● **WHAT YOU SHOULD DO**
Locate the string "Пугачева" throughout the material and copy every line in which it occurs.

(Data entries)
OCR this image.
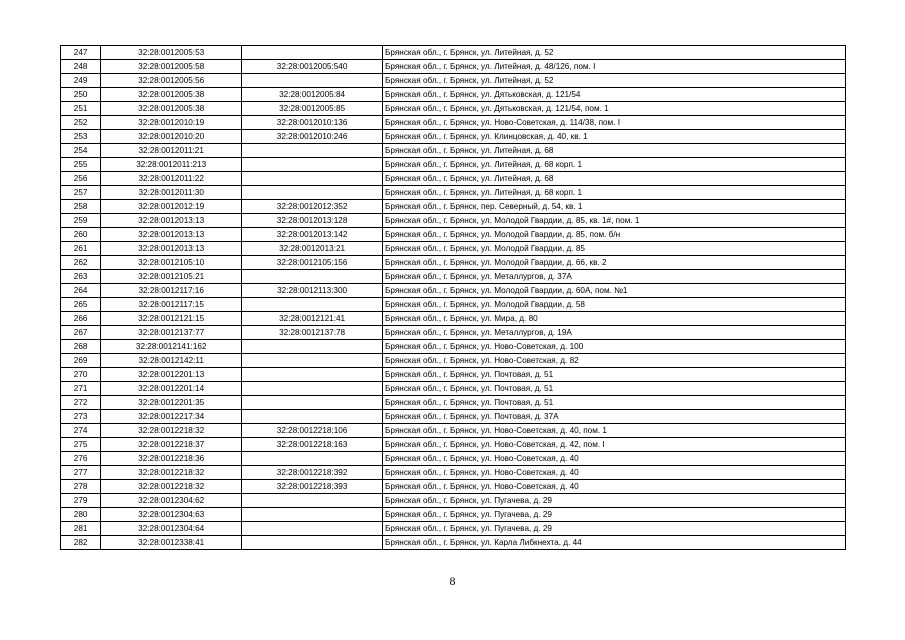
247	32:28:0012005:53		Брянская обл., г. Брянск, ул. Литейная, д. 52
248	32:28:0012005:58	32:28:0012005:540	Брянская обл., г. Брянск, ул. Литейная, д. 48/126, пом. I
249	32:28:0012005:56		Брянская обл., г. Брянск, ул. Литейная, д. 52
250	32:28:0012005:38	32:28:0012005:84	Брянская обл., г. Брянск, ул. Дятьковская, д. 121/54
251	32:28:0012005:38	32:28:0012005:85	Брянская обл., г. Брянск, ул. Дятьковская, д. 121/54, пом. 1
252	32:28:0012010:19	32:28:0012010:136	Брянская обл., г. Брянск, ул. Ново-Советская, д. 114/38, пом. I
253	32:28:0012010:20	32:28:0012010:246	Брянская обл., г. Брянск, ул. Клинцовская, д. 40, кв. 1
254	32:28:0012011:21		Брянская обл., г. Брянск, ул. Литейная, д. 68
255	32:28:0012011:213		Брянская обл., г. Брянск, ул. Литейная, д. 68 корп. 1
256	32:28:0012011:22		Брянская обл., г. Брянск, ул. Литейная, д. 68
257	32:28:0012011:30		Брянская обл., г. Брянск, ул. Литейная, д. 68 корп. 1
258	32:28:0012012:19	32:28:0012012:352	Брянская обл., г. Брянск, пер. Северный, д. 54, кв. 1
259	32:28:0012013:13	32:28:0012013:128	Брянская обл., г. Брянск, ул. Молодой Гвардии, д. 85, кв. 1#, пом. 1
260	32:28:0012013:13	32:28:0012013:142	Брянская обл., г. Брянск, ул. Молодой Гвардии, д. 85, пом. б/н
261	32:28:0012013:13	32:28:0012013:21	Брянская обл., г. Брянск, ул. Молодой Гвардии, д. 85
262	32:28:0012105:10	32:28:0012105:156	Брянская обл., г. Брянск, ул. Молодой Гвардии, д. 66, кв. 2
263	32:28:0012105:21		Брянская обл., г. Брянск, ул. Металлургов, д. 37А
264	32:28:0012117:16	32:28:0012113:300	Брянская обл., г. Брянск, ул. Молодой Гвардии, д. 60А, пом. №1
265	32:28:0012117:15		Брянская обл., г. Брянск, ул. Молодой Гвардии, д. 58
266	32:28:0012121:15	32:28:0012121:41	Брянская обл., г. Брянск, ул. Мира, д. 80
267	32:28:0012137:77	32:28:0012137:78	Брянская обл., г. Брянск, ул. Металлургов, д. 19А
268	32:28:0012141:162		Брянская обл., г. Брянск, ул. Ново-Советская, д. 100
269	32:28:0012142:11		Брянская обл., г. Брянск, ул. Ново-Советская, д. 82
270	32:28:0012201:13		Брянская обл., г. Брянск, ул. Почтовая, д. 51
271	32:28:0012201:14		Брянская обл., г. Брянск, ул. Почтовая, д. 51
272	32:28:0012201:35		Брянская обл., г. Брянск, ул. Почтовая, д. 51
273	32:28:0012217:34		Брянская обл., г. Брянск, ул. Почтовая, д. 37А
274	32:28:0012218:32	32:28:0012218:106	Брянская обл., г. Брянск, ул. Ново-Советская, д. 40, пом. 1
275	32:28:0012218:37	32:28:0012218:163	Брянская обл., г. Брянск, ул. Ново-Советская, д. 42, пом. I
276	32:28:0012218:36		Брянская обл., г. Брянск, ул. Ново-Советская, д. 40
277	32:28:0012218:32	32:28:0012218:392	Брянская обл., г. Брянск, ул. Ново-Советская, д. 40
278	32:28:0012218:32	32:28:0012218:393	Брянская обл., г. Брянск, ул. Ново-Советская, д. 40
279	32:28:0012304:62		Брянская обл., г. Брянск, ул. Пугачева, д. 29
280	32:28:0012304:63		Брянская обл., г. Брянск, ул. Пугачева, д. 29
281	32:28:0012304:64		Брянская обл., г. Брянск, ул. Пугачева, д. 29
282	32:28:0012338:41		Брянская обл., г. Брянск, ул. Карла Либкнехта, д. 44
8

● **TASK OUTPUT**
279	32:28:0012304:62		Брянская обл., г. Брянск, ул. Пугачева, д. 29
280	32:28:0012304:63		Брянская обл., г. Брянск, ул. Пугачева, д. 29
281	32:28:0012304:64		Брянская обл., г. Брянск, ул. Пугачева, д. 29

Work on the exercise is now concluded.